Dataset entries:
::::
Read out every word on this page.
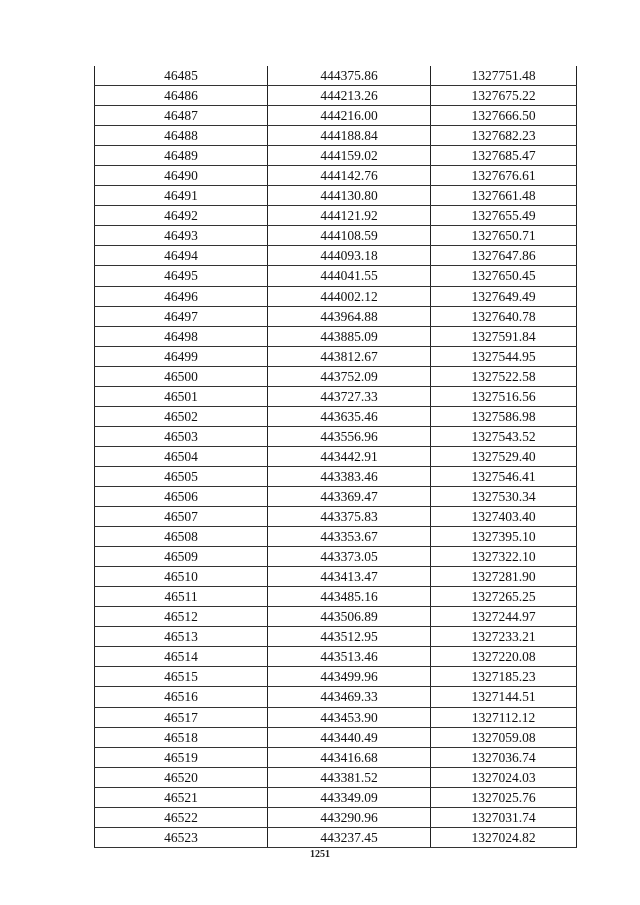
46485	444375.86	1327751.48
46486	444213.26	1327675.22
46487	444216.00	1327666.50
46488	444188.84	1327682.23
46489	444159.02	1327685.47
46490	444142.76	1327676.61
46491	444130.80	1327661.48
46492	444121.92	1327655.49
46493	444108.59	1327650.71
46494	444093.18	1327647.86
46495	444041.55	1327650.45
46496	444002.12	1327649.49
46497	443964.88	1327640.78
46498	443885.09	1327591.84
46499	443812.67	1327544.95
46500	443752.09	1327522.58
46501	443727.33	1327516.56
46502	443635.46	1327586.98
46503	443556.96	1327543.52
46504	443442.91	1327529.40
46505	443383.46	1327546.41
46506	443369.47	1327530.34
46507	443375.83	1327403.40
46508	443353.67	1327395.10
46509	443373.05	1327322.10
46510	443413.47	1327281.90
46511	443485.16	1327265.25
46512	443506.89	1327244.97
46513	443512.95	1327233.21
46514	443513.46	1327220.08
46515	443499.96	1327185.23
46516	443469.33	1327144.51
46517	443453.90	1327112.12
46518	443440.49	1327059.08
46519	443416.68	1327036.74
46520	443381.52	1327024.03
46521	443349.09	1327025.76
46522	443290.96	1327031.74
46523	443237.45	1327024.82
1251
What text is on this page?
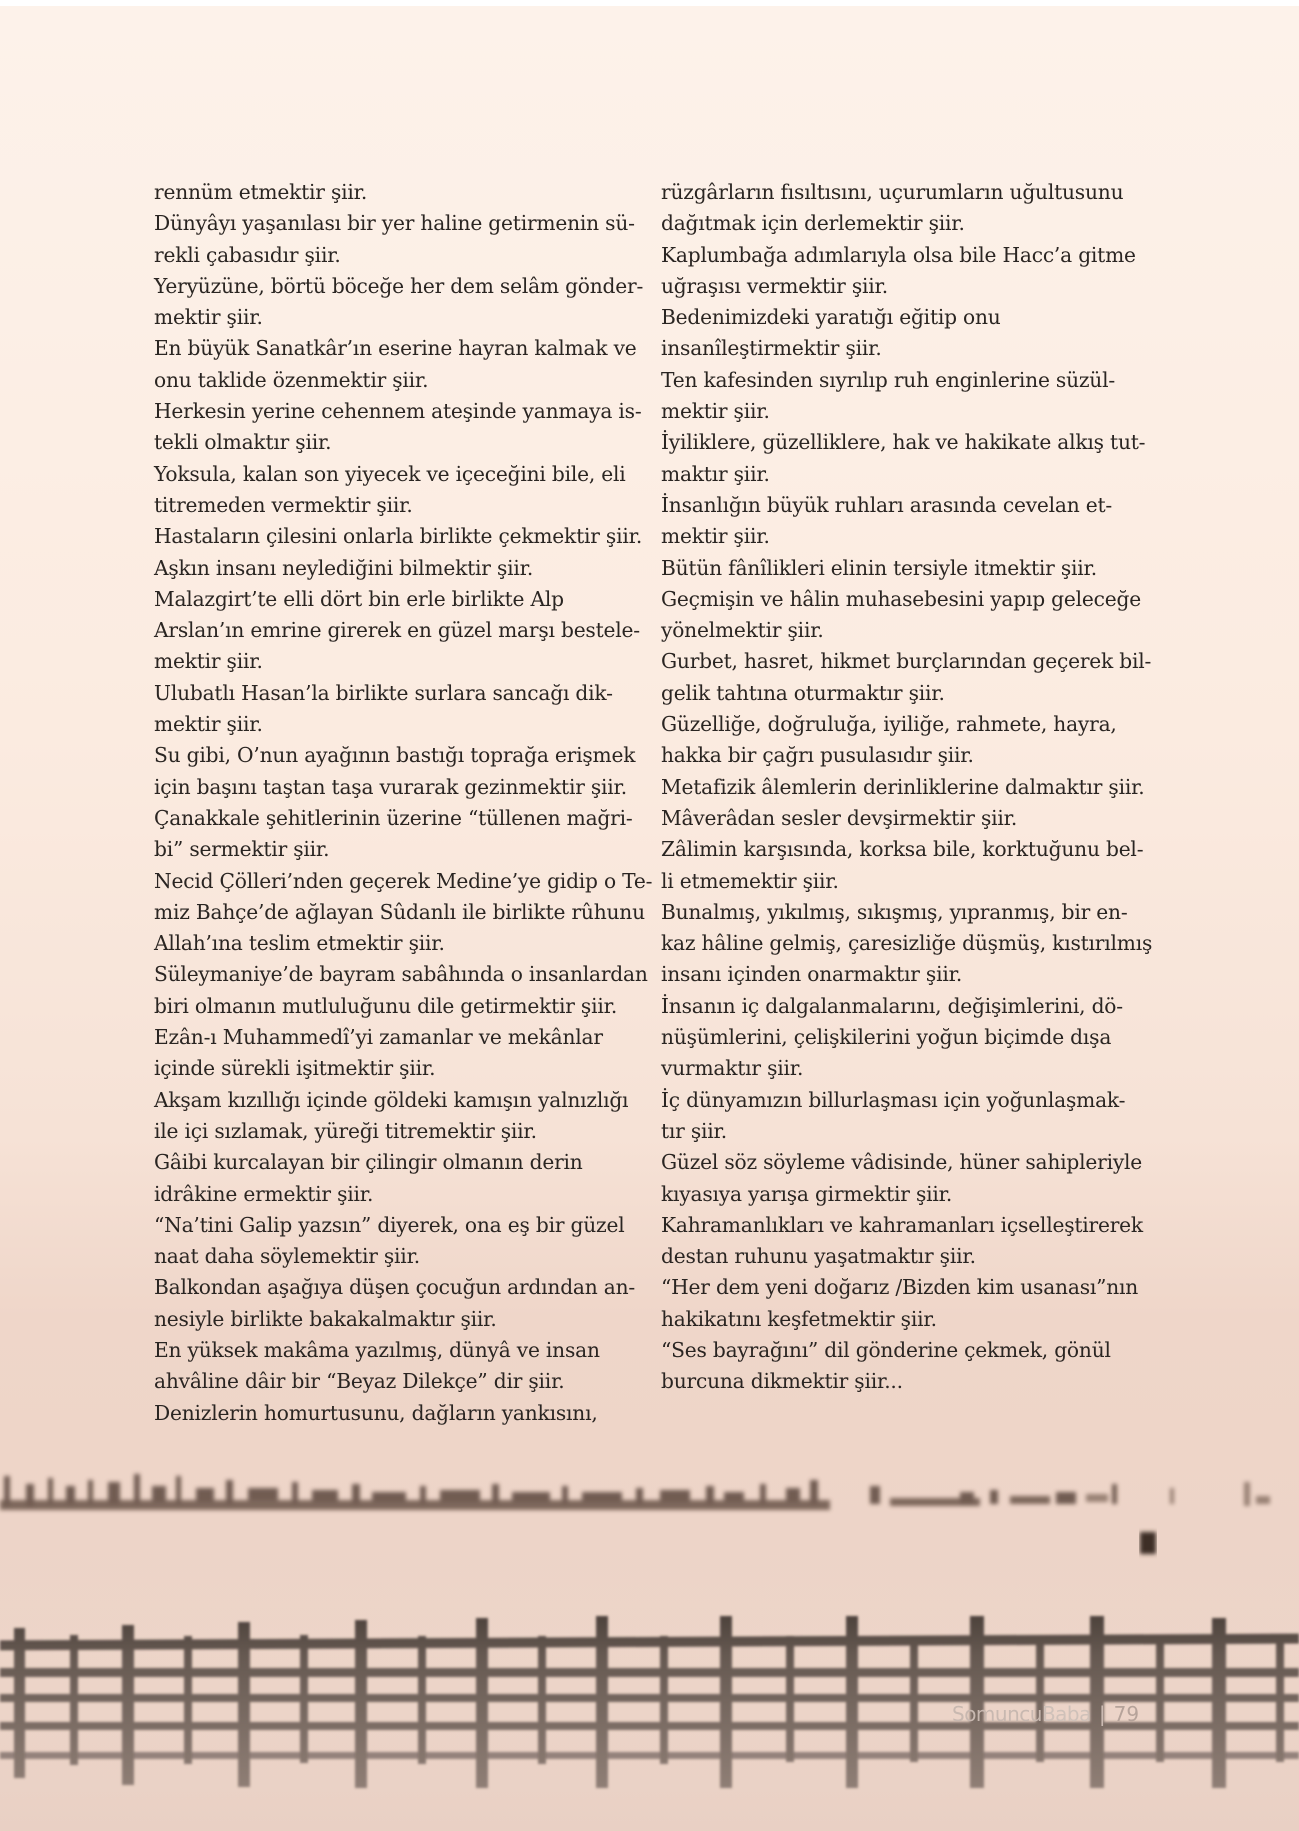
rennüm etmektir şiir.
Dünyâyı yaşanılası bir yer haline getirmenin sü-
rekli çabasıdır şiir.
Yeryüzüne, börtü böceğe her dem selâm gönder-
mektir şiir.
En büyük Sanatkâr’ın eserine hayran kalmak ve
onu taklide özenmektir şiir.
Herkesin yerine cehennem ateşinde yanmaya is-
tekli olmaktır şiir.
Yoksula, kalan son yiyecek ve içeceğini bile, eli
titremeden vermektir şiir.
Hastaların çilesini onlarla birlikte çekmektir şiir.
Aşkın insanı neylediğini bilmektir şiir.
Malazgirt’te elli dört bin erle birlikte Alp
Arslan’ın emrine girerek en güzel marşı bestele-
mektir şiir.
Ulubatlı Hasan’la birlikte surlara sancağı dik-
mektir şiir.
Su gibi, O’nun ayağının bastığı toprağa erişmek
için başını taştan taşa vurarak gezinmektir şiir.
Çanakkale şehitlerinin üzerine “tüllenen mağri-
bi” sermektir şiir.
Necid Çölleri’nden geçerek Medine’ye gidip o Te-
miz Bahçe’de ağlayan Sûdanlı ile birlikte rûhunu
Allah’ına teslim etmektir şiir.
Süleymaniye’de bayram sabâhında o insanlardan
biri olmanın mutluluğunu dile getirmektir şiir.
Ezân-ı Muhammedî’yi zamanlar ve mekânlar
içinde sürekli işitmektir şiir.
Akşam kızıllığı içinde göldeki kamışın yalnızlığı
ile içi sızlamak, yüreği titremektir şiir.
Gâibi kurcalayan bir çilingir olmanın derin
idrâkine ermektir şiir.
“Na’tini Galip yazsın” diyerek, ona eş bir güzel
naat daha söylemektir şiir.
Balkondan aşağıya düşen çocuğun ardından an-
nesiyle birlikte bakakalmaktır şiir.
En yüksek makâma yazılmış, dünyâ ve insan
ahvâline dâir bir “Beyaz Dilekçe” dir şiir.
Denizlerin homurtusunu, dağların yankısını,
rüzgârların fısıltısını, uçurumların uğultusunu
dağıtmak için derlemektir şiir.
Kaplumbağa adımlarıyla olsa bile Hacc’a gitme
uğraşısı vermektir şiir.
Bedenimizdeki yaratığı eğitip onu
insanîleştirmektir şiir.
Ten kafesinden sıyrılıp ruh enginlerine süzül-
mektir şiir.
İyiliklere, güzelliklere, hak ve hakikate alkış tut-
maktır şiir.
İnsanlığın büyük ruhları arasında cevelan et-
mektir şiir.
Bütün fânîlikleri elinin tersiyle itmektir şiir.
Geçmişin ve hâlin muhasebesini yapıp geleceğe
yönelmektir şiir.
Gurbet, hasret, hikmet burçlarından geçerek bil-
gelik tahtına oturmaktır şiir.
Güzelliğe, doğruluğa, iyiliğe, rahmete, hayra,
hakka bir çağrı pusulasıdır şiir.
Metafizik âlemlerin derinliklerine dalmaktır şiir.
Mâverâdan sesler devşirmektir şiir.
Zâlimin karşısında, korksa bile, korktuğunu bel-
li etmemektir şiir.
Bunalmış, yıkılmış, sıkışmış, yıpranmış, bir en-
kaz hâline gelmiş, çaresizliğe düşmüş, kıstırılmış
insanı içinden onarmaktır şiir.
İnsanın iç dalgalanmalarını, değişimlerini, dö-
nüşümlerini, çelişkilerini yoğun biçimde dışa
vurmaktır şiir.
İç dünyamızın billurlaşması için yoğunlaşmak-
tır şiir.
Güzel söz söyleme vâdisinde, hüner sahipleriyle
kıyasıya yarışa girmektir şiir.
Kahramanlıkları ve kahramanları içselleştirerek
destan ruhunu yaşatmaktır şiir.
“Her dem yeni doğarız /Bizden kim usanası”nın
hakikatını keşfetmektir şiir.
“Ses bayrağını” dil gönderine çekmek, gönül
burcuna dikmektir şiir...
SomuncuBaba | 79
::::
→ **Task instructions**:
In the entries above, count every line containing the word "geçerek". Write only the total.

→ **Right answer**:
2